**Exercise requirements:** What is the number of lines in this data that contain the word "usually"? Give the number alone.

======== Given data ========

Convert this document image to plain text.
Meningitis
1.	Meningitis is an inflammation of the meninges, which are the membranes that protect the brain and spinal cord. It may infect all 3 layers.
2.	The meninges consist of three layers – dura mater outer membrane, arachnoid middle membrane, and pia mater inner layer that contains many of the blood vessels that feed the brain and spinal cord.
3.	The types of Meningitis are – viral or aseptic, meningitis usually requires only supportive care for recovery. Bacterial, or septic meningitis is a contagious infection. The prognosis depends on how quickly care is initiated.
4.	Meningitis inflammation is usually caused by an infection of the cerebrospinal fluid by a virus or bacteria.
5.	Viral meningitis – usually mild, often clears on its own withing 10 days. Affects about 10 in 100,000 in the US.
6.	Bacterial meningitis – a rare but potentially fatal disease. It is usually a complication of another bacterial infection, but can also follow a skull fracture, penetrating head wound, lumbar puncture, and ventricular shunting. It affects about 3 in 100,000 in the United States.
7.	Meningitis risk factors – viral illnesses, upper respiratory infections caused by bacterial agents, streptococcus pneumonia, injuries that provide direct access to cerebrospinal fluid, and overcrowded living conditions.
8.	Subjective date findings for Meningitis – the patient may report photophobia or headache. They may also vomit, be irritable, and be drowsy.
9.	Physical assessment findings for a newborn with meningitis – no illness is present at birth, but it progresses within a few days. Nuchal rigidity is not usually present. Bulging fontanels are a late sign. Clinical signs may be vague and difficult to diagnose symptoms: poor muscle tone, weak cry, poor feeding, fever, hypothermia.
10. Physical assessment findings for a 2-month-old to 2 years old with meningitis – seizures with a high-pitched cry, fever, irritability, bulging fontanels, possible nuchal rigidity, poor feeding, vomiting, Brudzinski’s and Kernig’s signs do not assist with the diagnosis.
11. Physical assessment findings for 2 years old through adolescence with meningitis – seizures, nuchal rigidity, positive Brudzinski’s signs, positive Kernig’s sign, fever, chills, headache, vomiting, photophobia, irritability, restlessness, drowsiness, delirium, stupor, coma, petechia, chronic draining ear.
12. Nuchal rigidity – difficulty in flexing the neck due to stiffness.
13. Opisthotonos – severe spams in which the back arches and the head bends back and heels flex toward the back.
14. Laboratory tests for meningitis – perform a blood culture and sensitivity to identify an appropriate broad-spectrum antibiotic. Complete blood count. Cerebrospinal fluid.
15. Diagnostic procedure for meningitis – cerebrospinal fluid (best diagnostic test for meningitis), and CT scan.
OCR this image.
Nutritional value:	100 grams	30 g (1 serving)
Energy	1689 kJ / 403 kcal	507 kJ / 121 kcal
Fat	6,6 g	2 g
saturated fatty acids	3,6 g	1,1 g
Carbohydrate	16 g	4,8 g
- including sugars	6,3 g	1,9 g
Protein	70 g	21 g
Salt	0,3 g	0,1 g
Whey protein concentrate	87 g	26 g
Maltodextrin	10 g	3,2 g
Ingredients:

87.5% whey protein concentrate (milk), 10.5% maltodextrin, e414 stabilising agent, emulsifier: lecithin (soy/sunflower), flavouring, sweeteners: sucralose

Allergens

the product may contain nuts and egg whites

========

**Written answer:** 5